= Your task =
In the entries that follow, count each line containing "लझरन" and state the total, nothing more.

(Data entries)

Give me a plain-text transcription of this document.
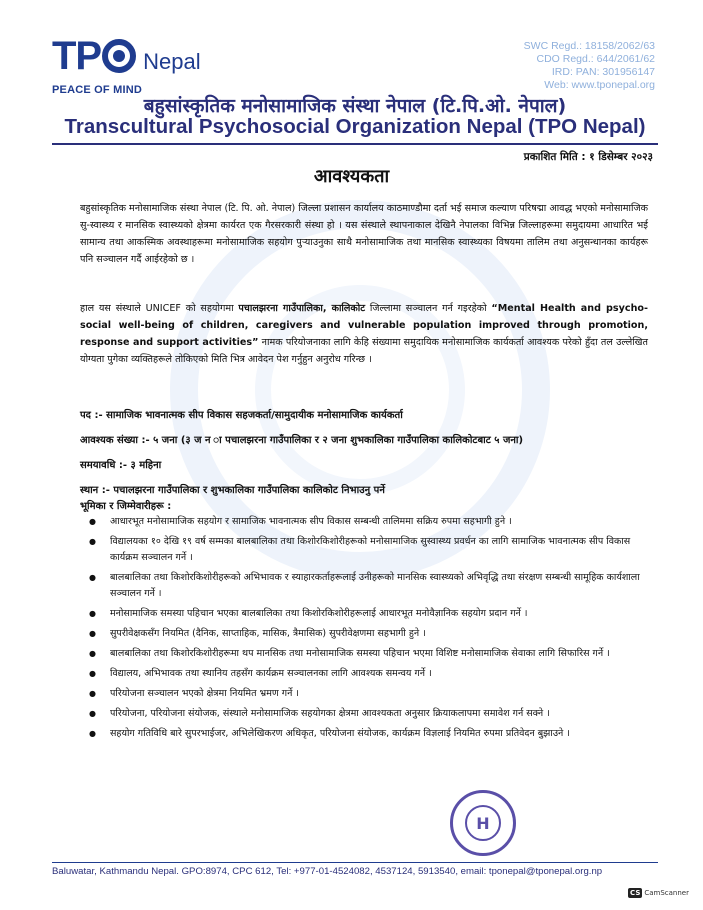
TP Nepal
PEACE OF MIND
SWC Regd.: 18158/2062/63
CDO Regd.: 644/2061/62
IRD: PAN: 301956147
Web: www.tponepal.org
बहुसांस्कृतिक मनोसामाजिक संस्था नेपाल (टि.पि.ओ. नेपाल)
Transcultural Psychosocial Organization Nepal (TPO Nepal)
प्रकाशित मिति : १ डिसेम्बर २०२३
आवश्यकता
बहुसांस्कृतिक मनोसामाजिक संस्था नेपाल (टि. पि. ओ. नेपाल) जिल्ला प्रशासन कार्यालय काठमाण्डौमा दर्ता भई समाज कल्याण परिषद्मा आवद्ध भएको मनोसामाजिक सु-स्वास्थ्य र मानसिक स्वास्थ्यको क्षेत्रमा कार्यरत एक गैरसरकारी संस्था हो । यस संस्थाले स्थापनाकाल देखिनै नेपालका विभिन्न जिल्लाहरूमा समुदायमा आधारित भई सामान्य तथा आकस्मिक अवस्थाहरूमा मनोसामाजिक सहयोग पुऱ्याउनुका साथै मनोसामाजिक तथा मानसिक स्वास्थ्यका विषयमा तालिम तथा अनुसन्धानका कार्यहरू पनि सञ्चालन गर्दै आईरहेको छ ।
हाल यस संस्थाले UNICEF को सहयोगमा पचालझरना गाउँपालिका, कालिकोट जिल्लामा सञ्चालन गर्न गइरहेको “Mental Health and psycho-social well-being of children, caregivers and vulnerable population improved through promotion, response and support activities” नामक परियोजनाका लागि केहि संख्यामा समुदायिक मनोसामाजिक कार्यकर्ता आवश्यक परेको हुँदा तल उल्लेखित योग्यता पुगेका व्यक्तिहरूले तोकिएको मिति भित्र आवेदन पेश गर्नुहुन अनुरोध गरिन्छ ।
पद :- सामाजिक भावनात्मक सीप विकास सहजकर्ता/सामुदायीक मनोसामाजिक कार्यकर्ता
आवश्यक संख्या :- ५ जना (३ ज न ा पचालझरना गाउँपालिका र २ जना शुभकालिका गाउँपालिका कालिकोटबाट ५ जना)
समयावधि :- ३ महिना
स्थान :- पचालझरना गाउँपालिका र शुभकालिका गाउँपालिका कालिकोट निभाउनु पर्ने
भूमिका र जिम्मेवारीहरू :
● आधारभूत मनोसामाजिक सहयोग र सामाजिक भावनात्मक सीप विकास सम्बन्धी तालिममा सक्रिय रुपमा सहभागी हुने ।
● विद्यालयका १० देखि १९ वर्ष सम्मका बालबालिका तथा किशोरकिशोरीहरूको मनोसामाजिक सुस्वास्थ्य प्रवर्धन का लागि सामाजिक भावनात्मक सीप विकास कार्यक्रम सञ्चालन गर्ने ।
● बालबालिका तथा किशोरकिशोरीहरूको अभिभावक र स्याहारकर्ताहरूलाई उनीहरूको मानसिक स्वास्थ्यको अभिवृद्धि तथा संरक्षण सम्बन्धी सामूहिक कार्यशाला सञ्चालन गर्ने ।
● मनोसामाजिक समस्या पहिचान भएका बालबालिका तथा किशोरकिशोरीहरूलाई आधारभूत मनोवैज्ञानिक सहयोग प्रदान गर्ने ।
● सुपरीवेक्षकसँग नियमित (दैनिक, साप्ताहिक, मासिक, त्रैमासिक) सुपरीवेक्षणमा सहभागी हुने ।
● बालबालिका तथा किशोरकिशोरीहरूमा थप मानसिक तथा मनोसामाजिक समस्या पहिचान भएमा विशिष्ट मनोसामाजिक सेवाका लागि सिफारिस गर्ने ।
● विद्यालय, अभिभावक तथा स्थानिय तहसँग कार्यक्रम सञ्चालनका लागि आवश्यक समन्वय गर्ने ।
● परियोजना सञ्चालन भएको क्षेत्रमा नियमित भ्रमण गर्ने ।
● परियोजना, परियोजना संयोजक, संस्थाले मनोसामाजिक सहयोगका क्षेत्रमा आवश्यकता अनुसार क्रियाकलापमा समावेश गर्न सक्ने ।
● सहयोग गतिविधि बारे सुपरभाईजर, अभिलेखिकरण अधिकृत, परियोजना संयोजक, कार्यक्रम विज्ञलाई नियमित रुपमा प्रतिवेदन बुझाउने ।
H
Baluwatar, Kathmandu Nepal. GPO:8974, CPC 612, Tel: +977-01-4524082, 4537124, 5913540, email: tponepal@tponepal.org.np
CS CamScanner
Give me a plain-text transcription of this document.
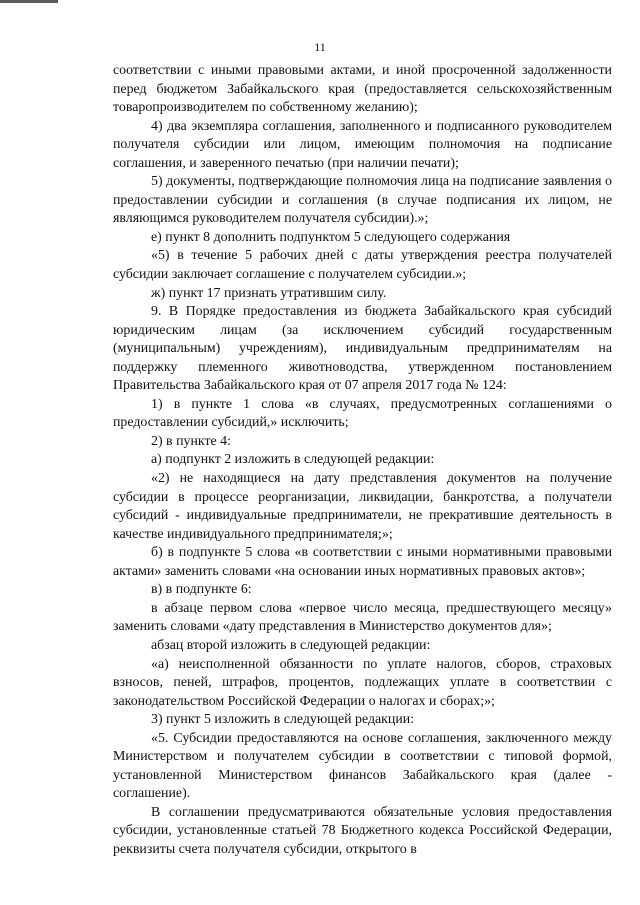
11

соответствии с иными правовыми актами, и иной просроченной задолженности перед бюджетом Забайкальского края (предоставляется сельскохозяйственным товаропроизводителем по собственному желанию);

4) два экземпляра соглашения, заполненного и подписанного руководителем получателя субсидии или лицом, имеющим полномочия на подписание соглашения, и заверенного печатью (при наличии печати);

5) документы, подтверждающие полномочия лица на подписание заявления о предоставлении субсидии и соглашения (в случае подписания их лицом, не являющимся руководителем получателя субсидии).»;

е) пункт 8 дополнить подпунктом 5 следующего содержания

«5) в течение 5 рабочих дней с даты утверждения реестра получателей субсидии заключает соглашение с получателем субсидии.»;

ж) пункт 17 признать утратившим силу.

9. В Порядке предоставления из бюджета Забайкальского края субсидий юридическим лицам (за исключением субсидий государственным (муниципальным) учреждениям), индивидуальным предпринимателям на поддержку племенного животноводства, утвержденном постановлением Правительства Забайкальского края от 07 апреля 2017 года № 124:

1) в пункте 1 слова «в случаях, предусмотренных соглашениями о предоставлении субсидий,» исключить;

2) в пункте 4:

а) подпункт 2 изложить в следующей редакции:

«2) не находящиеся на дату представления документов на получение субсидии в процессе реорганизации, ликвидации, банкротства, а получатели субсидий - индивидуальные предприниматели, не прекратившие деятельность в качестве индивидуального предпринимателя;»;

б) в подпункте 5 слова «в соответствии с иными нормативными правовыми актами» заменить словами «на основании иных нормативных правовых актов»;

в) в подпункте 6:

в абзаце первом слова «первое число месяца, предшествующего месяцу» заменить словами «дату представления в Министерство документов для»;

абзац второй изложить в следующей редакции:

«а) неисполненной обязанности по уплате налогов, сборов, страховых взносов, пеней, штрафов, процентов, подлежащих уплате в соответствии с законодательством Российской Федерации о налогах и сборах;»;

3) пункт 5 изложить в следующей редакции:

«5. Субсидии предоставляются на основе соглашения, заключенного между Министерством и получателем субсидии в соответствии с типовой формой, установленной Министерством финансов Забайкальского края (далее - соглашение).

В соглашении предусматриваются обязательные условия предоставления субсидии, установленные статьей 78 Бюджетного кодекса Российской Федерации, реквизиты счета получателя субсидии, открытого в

= Problem solution =
3